## Task directions
Please quote the rows below word for word.

-- Start of The records --

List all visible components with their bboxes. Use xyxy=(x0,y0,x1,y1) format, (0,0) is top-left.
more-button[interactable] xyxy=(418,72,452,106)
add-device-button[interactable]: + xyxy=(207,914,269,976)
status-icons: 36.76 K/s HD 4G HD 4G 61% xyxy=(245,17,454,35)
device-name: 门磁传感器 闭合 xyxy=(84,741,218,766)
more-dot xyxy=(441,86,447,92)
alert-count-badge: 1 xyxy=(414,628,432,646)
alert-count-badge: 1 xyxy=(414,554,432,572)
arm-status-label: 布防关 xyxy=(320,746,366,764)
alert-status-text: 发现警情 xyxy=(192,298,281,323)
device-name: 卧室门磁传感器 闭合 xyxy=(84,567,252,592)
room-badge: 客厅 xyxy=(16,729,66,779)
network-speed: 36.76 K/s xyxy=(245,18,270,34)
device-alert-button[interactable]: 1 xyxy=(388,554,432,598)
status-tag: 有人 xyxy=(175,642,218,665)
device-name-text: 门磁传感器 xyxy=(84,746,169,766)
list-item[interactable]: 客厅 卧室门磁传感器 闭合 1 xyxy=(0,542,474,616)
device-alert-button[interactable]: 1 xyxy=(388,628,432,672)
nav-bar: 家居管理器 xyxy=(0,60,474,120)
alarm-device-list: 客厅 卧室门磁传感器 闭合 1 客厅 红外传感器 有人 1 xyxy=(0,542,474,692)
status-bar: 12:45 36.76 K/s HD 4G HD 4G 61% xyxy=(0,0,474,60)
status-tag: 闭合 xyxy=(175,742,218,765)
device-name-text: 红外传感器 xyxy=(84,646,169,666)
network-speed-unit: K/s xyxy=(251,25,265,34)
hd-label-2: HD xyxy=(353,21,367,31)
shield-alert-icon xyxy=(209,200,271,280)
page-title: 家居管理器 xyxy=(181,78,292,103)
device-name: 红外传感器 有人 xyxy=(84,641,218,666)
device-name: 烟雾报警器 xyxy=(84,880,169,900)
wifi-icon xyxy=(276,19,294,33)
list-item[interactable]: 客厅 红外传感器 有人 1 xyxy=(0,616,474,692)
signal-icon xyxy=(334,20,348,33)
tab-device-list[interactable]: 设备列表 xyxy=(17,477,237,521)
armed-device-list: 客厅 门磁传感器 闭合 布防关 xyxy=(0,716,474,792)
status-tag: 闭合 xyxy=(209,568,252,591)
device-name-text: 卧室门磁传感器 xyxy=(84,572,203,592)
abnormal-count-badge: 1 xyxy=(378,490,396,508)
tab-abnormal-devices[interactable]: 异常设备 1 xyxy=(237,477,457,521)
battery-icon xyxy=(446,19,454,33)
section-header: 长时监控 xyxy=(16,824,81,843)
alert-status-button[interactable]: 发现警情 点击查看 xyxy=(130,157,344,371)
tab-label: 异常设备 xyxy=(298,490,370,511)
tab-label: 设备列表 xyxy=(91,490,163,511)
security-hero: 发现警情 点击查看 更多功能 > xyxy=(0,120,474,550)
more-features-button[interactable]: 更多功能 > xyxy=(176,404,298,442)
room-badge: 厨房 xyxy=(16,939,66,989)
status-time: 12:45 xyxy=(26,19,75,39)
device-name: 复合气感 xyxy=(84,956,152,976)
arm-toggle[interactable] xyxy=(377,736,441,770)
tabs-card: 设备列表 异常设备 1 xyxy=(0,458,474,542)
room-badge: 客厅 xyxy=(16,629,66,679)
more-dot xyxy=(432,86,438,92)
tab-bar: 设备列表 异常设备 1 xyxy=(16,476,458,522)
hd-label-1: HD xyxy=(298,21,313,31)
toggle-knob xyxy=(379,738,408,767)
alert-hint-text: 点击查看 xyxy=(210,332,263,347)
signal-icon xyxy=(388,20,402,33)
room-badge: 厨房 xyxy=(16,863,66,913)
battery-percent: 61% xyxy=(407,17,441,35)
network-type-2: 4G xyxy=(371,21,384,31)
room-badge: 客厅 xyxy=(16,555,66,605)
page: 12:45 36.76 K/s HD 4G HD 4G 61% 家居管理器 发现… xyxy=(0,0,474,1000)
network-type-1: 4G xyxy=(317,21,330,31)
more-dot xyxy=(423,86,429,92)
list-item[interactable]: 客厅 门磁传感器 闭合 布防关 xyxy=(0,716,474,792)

-- End of The records --

## Reply to the task
List all visible components with their bboxes. Use xyxy=(x0,y0,x1,y1) format, (0,0) is top-left.
more-button[interactable] xyxy=(418,72,452,106)
add-device-button[interactable]: + xyxy=(207,914,269,976)
status-icons: 36.76 K/s HD 4G HD 4G 61% xyxy=(245,17,454,35)
device-name: 门磁传感器 闭合 xyxy=(84,741,218,766)
more-dot xyxy=(441,86,447,92)
alert-count-badge: 1 xyxy=(414,628,432,646)
alert-count-badge: 1 xyxy=(414,554,432,572)
arm-status-label: 布防关 xyxy=(320,746,366,764)
alert-status-text: 发现警情 xyxy=(192,298,281,323)
device-name: 卧室门磁传感器 闭合 xyxy=(84,567,252,592)
room-badge: 客厅 xyxy=(16,729,66,779)
network-speed: 36.76 K/s xyxy=(245,18,270,34)
device-alert-button[interactable]: 1 xyxy=(388,554,432,598)
status-tag: 有人 xyxy=(175,642,218,665)
device-name-text: 门磁传感器 xyxy=(84,746,169,766)
list-item[interactable]: 客厅 卧室门磁传感器 闭合 1 xyxy=(0,542,474,616)
device-alert-button[interactable]: 1 xyxy=(388,628,432,672)
nav-bar: 家居管理器 xyxy=(0,60,474,120)
alarm-device-list: 客厅 卧室门磁传感器 闭合 1 客厅 红外传感器 有人 1 xyxy=(0,542,474,692)
status-bar: 12:45 36.76 K/s HD 4G HD 4G 61% xyxy=(0,0,474,60)
status-tag: 闭合 xyxy=(175,742,218,765)
device-name-text: 红外传感器 xyxy=(84,646,169,666)
network-speed-unit: K/s xyxy=(251,25,265,34)
hd-label-2: HD xyxy=(353,21,367,31)
shield-alert-icon xyxy=(209,200,271,280)
page-title: 家居管理器 xyxy=(181,78,292,103)
device-name: 红外传感器 有人 xyxy=(84,641,218,666)
device-name: 烟雾报警器 xyxy=(84,880,169,900)
wifi-icon xyxy=(276,19,294,33)
list-item[interactable]: 客厅 红外传感器 有人 1 xyxy=(0,616,474,692)
signal-icon xyxy=(334,20,348,33)
tab-device-list[interactable]: 设备列表 xyxy=(17,477,237,521)
armed-device-list: 客厅 门磁传感器 闭合 布防关 xyxy=(0,716,474,792)
status-tag: 闭合 xyxy=(209,568,252,591)
device-name-text: 卧室门磁传感器 xyxy=(84,572,203,592)
abnormal-count-badge: 1 xyxy=(378,490,396,508)
tab-abnormal-devices[interactable]: 异常设备 1 xyxy=(237,477,457,521)
battery-icon xyxy=(446,19,454,33)
section-header: 长时监控 xyxy=(16,824,81,843)
alert-status-button[interactable]: 发现警情 点击查看 xyxy=(130,157,344,371)
tab-label: 异常设备 xyxy=(298,490,370,511)
tab-label: 设备列表 xyxy=(91,490,163,511)
security-hero: 发现警情 点击查看 更多功能 > xyxy=(0,120,474,550)
more-features-button[interactable]: 更多功能 > xyxy=(176,404,298,442)
room-badge: 厨房 xyxy=(16,939,66,989)
status-time: 12:45 xyxy=(26,19,75,39)
device-name: 复合气感 xyxy=(84,956,152,976)
arm-toggle[interactable] xyxy=(377,736,441,770)
tabs-card: 设备列表 异常设备 1 xyxy=(0,458,474,542)
room-badge: 客厅 xyxy=(16,629,66,679)
more-dot xyxy=(432,86,438,92)
tab-bar: 设备列表 异常设备 1 xyxy=(16,476,458,522)
hd-label-1: HD xyxy=(298,21,313,31)
toggle-knob xyxy=(379,738,408,767)
alert-hint-text: 点击查看 xyxy=(210,332,263,347)
signal-icon xyxy=(388,20,402,33)
room-badge: 厨房 xyxy=(16,863,66,913)
battery-percent: 61% xyxy=(407,17,441,35)
network-type-2: 4G xyxy=(371,21,384,31)
room-badge: 客厅 xyxy=(16,555,66,605)
page: 12:45 36.76 K/s HD 4G HD 4G 61% 家居管理器 发现… xyxy=(0,0,474,1000)
network-type-1: 4G xyxy=(317,21,330,31)
more-dot xyxy=(423,86,429,92)
list-item[interactable]: 客厅 门磁传感器 闭合 布防关 xyxy=(0,716,474,792)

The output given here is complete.